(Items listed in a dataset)

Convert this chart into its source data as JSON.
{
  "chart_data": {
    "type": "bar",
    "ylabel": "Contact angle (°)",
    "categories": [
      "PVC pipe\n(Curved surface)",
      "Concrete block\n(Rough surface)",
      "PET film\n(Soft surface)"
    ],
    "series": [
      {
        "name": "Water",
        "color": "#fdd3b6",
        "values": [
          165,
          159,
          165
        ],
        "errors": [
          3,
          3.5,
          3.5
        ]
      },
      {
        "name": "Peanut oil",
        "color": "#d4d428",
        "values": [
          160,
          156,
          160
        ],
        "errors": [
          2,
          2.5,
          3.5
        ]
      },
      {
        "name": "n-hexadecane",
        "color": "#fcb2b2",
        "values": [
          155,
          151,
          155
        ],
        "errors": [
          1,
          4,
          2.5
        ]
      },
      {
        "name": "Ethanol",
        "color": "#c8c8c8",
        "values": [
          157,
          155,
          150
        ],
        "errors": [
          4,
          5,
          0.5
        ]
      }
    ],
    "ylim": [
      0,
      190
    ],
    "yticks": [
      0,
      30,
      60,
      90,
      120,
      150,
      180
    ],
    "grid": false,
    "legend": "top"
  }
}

• _WORK TO COMPLETE_: The records above should be repeated in full, exactly as given.

• _EXPECTED ANSWER_:
Convert this chart into its source data as JSON.
{
  "chart_data": {
    "type": "bar",
    "ylabel": "Contact angle (°)",
    "categories": [
      "PVC pipe\n(Curved surface)",
      "Concrete block\n(Rough surface)",
      "PET film\n(Soft surface)"
    ],
    "series": [
      {
        "name": "Water",
        "color": "#fdd3b6",
        "values": [
          165,
          159,
          165
        ],
        "errors": [
          3,
          3.5,
          3.5
        ]
      },
      {
        "name": "Peanut oil",
        "color": "#d4d428",
        "values": [
          160,
          156,
          160
        ],
        "errors": [
          2,
          2.5,
          3.5
        ]
      },
      {
        "name": "n-hexadecane",
        "color": "#fcb2b2",
        "values": [
          155,
          151,
          155
        ],
        "errors": [
          1,
          4,
          2.5
        ]
      },
      {
        "name": "Ethanol",
        "color": "#c8c8c8",
        "values": [
          157,
          155,
          150
        ],
        "errors": [
          4,
          5,
          0.5
        ]
      }
    ],
    "ylim": [
      0,
      190
    ],
    "yticks": [
      0,
      30,
      60,
      90,
      120,
      150,
      180
    ],
    "grid": false,
    "legend": "top"
  }
}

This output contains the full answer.